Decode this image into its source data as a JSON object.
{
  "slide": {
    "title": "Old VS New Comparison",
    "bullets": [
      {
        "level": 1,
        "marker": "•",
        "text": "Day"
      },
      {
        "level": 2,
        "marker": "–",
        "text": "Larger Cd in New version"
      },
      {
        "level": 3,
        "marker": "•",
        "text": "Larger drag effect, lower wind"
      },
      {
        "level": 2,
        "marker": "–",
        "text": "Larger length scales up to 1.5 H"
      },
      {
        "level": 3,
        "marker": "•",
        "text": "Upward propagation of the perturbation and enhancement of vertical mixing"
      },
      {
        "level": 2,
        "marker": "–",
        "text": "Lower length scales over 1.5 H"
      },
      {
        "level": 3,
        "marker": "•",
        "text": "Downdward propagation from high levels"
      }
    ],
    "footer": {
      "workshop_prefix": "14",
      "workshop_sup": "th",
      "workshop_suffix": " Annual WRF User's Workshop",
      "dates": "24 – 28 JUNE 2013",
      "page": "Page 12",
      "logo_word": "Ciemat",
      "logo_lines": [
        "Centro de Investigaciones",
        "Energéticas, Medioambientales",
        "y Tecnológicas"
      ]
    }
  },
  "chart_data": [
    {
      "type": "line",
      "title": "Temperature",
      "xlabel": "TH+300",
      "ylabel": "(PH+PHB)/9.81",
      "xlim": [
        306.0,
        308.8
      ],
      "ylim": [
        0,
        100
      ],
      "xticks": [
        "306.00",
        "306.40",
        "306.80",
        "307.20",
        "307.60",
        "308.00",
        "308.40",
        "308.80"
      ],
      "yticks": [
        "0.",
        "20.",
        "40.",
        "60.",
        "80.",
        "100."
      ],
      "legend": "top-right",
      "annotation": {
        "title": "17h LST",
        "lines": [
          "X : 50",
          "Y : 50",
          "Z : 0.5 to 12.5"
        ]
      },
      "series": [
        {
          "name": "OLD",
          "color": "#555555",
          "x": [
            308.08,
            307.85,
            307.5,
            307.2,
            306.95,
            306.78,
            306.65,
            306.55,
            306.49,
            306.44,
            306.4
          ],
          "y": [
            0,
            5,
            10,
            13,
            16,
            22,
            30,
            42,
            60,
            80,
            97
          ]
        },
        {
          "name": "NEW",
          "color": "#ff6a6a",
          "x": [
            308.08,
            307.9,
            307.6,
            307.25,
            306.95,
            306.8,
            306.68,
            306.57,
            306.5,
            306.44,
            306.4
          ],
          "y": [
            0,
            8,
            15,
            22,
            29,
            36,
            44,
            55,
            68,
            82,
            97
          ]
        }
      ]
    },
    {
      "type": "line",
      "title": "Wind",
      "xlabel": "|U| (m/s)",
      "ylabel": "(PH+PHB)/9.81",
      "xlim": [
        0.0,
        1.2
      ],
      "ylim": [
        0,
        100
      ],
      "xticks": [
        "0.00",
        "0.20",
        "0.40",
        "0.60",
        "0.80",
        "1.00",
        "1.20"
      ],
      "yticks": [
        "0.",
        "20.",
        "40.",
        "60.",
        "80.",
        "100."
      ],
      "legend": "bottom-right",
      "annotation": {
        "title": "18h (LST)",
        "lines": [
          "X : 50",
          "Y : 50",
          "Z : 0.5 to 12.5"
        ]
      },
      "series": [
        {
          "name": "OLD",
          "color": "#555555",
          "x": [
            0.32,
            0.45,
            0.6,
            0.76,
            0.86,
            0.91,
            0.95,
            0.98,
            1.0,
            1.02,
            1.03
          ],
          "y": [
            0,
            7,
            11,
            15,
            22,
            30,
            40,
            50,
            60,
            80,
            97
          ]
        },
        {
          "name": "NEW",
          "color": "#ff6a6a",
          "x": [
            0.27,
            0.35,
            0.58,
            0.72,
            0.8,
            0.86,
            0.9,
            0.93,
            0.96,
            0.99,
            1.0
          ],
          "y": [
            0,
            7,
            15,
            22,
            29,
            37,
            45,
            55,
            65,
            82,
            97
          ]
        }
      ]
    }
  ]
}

WHAT YOU NEED TO DO => Go over the data above and copy every line that has the word "scales" in it.

TASK SOLUTION =>
        "text": "Larger length scales up to 1.5 H"
        "text": "Lower length scales over 1.5 H"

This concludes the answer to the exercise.